[Testo fornito]
Il racconto del giornalista terminava con la morte della signora Susanna: “L’infermiera svizzera usa le parole con parsimonia professionale. ‘Come preferisce assumere il farmaco?’. Gli occhi di Susanna Zambruno Martignetti, posati inquieti e neri sull’enorme lago che si stende oltre la finestra, si fanno all’improvviso piatti per intrappolare le emozioni. Qual è l’alternativa? ‘Può berlo, oppure posso farle una flebo’. Susanna dice: ‘La flebo’. L’infermiera le fa firmare un foglio e si allontana. ‘Vado a Lugano, compro il farmaco e torno’. È il penultimo atto del rapido protocollo dell’eutanasia. Un minuetto preciso, apparentemente pulito - un accordo tra adulti consenzienti - che consegna ogni singola responsabilità legale e morale a chi ha scelto di morire, vietato in quella prateria bruciata dei diritti individuali che è ancora il nostro Paese, possibile appena dieci chilometri oltre il confine, dove, partendo dall’acqua, la linea dell’orizzonte si alza vertiginosamente sulla cima delle montagne per poi confondersi in un cielo luminoso e sterminato. Il mondo alla sua massima potenza”.

[Dati forniti]
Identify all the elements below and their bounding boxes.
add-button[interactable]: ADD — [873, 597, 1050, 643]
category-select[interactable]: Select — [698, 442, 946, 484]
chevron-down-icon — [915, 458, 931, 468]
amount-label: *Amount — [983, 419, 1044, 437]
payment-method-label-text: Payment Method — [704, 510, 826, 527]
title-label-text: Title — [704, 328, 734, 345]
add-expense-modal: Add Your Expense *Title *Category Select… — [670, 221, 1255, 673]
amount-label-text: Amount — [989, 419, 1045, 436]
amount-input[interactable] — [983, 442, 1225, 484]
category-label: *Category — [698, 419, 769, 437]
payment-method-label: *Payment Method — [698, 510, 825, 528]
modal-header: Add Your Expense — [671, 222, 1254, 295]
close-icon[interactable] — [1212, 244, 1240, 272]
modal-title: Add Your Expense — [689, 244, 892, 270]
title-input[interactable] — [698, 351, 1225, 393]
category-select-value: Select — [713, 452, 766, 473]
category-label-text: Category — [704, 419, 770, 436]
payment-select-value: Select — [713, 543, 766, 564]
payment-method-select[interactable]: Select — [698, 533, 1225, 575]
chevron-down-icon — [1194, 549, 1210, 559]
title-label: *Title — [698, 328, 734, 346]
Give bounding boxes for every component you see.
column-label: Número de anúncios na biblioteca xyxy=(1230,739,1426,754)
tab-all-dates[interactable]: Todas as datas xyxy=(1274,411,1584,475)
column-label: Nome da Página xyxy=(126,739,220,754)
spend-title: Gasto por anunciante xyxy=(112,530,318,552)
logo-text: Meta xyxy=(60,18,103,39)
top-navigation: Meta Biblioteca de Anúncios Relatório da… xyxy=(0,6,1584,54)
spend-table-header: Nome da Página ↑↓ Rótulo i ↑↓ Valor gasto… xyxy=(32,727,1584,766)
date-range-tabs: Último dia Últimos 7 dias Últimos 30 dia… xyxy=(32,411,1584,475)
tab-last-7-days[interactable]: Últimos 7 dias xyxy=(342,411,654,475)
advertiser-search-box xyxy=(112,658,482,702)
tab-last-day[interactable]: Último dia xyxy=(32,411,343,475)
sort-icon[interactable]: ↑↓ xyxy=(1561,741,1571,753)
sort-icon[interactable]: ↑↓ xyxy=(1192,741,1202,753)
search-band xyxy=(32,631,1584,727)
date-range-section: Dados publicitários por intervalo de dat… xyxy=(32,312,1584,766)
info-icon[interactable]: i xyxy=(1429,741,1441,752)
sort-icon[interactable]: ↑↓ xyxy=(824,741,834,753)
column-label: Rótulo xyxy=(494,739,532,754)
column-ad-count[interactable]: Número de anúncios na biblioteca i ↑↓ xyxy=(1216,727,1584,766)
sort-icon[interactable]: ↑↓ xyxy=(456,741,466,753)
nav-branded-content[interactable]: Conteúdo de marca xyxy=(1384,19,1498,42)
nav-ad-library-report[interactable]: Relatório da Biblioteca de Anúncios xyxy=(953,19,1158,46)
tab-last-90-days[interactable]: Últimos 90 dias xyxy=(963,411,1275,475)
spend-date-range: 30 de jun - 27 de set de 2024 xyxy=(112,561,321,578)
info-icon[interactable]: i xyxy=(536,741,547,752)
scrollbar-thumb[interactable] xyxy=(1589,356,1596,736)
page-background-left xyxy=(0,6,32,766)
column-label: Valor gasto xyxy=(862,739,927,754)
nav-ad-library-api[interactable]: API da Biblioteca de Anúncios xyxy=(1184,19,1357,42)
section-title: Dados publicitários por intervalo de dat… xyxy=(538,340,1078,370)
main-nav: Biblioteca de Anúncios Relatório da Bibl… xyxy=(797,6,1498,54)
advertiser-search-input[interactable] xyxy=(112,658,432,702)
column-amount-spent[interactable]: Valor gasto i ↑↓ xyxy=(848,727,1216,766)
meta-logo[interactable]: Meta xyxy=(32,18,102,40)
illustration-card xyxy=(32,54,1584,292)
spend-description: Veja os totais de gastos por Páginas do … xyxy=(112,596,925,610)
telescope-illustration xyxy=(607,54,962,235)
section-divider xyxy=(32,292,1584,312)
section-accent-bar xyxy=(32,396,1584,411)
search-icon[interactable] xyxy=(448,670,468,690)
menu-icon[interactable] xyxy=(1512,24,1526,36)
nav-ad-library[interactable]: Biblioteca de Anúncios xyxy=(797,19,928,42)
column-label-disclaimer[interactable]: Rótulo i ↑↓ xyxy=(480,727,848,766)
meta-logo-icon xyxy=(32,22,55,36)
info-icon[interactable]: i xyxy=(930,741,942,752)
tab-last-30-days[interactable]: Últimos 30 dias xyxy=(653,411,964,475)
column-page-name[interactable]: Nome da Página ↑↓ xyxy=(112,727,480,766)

[Compito]
Scrivi, per favore, il seguito del testo sulla morte di Susanna Zambruno Martignetti. Le voci riportate sopra non sono necessarie.

[Risultato]
A quella morte si riferisce la vicina di casa, Caterina Benincasa Cruz, che aggiunge: “Non siamo sicuri che abbiano effettivamente sospeso l’attività. Anzi. La settimana scorsa è ricominciato il via vai. È arrivata un’ambulanza italiana. È scesa una donna anziana, in carrozzella. E le luci al terzo piano si sono accese un’altra volta”.

In Comune dicono però che l’attività della Liberty Life è congelata, in attesa di formale autorizzazione: “L’attività è sospesa e la domanda è stata correttamente pubblicata all’albo. Non ci risulta che Liberty Life, malgrado la decisione comunale, continui ad accompagnare al suicidio. Se così fosse lo sapremmo, dal momento che ogni decesso deve essere notificato al comune”, ha dichiarato il segretario comunale di Melano, sempre a Ticinolive.

Mariangela Gasperini, 49 anni, vedova, 4 figli, era finita nella bufera già tempo fa, in qualità di presidente della Liberty Life, che ha sede a Riva San Vitale, ma sede operativa a Melano, dopo aver tentato invano di insediarsi a Paradiso, e conta cinque collaboratori.
Ad accendere su di lei i riflettori era stata un’interrogazione presentata nel giugno dell’anno scorso dal deputato Raoul Ghisletta che chiedeva lumi su quella che definiva "l’incredibile galassia Gasperini".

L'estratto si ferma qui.